GOAL:
List every line below containing "역외탈세".

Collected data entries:
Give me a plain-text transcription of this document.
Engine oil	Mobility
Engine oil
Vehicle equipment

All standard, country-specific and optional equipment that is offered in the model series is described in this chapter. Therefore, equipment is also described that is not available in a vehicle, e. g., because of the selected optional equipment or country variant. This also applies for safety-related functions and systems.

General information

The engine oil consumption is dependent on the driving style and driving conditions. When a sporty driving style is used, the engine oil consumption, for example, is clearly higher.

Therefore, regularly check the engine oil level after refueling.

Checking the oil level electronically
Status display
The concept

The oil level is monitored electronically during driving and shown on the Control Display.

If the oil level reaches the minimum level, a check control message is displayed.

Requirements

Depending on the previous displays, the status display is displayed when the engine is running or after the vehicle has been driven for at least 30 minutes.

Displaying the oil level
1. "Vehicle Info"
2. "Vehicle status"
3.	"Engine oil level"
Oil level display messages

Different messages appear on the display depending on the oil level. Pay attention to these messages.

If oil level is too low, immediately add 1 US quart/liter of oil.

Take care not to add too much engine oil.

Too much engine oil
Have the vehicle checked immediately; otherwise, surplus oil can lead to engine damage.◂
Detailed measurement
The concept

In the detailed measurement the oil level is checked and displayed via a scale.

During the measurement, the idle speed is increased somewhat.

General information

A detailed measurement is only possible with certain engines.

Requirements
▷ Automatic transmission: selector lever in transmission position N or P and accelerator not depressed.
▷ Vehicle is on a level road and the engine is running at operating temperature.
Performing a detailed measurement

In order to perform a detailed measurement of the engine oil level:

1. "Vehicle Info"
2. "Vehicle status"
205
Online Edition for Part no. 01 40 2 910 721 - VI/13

* * *

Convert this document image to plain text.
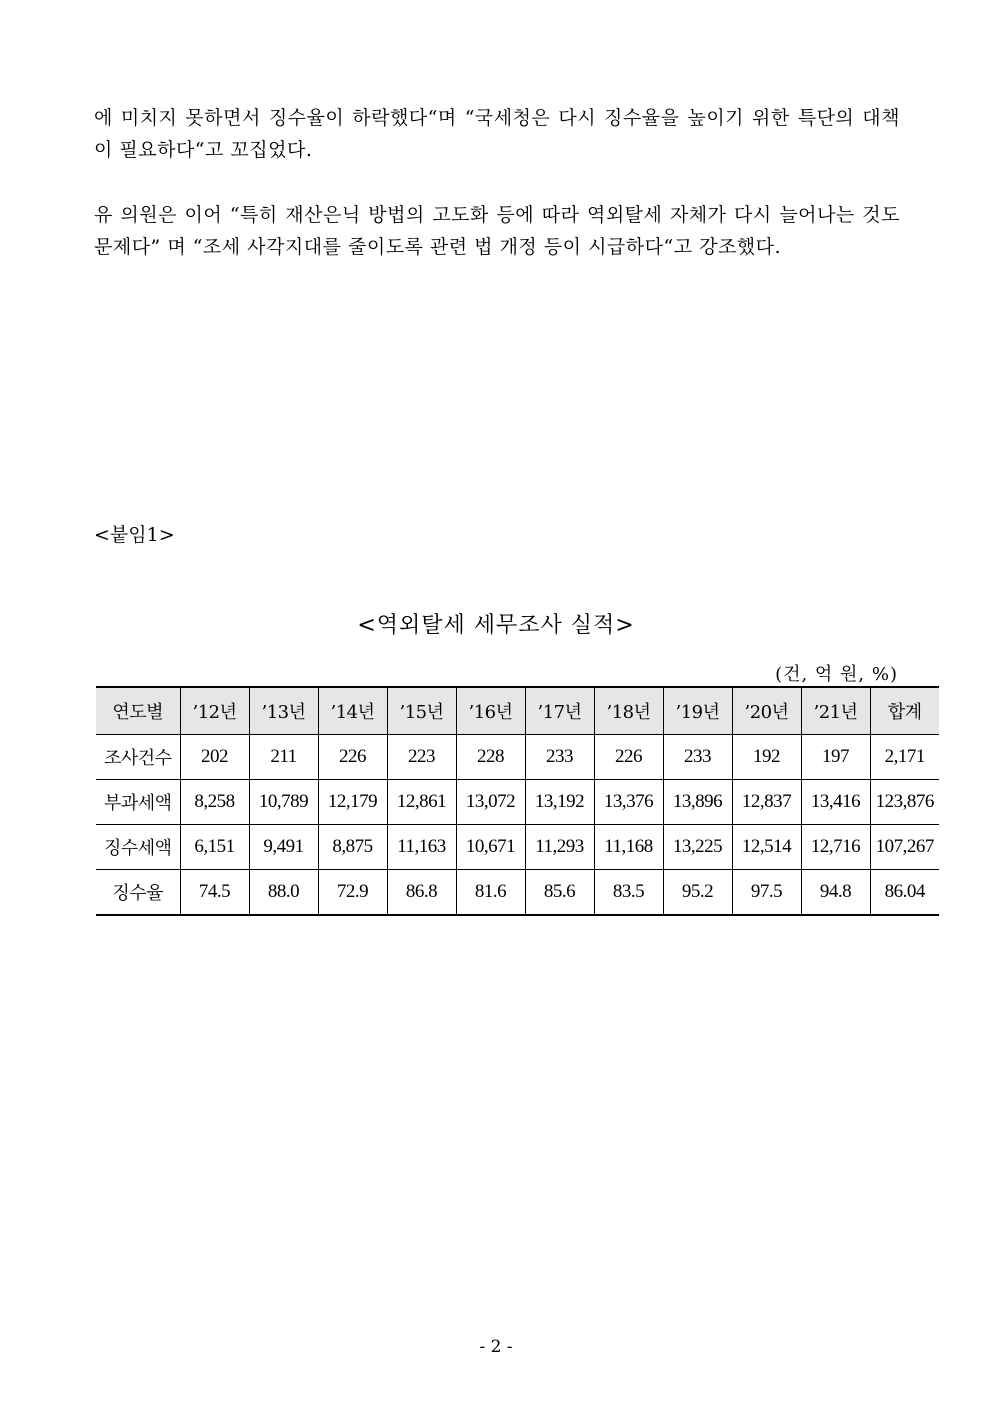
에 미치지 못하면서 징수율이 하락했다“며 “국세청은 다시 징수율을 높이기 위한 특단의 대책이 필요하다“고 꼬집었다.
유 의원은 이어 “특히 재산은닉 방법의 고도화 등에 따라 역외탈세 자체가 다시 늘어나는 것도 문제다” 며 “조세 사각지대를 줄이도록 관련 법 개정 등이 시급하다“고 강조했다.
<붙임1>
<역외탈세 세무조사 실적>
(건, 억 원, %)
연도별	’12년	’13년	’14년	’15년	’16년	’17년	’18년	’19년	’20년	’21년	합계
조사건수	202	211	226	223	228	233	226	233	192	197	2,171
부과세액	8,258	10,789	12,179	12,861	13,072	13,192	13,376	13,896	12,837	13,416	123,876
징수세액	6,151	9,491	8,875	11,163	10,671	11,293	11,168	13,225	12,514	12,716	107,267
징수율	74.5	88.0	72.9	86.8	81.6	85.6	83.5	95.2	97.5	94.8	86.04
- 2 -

ANSWER TO THIS TASK:
유 의원은 이어 “특히 재산은닉 방법의 고도화 등에 따라 역외탈세 자체가 다시 늘어나는 것도 문제다” 며 “조세 사각지대를 줄이도록 관련 법 개정 등이 시급하다“고 강조했다.
<역외탈세 세무조사 실적>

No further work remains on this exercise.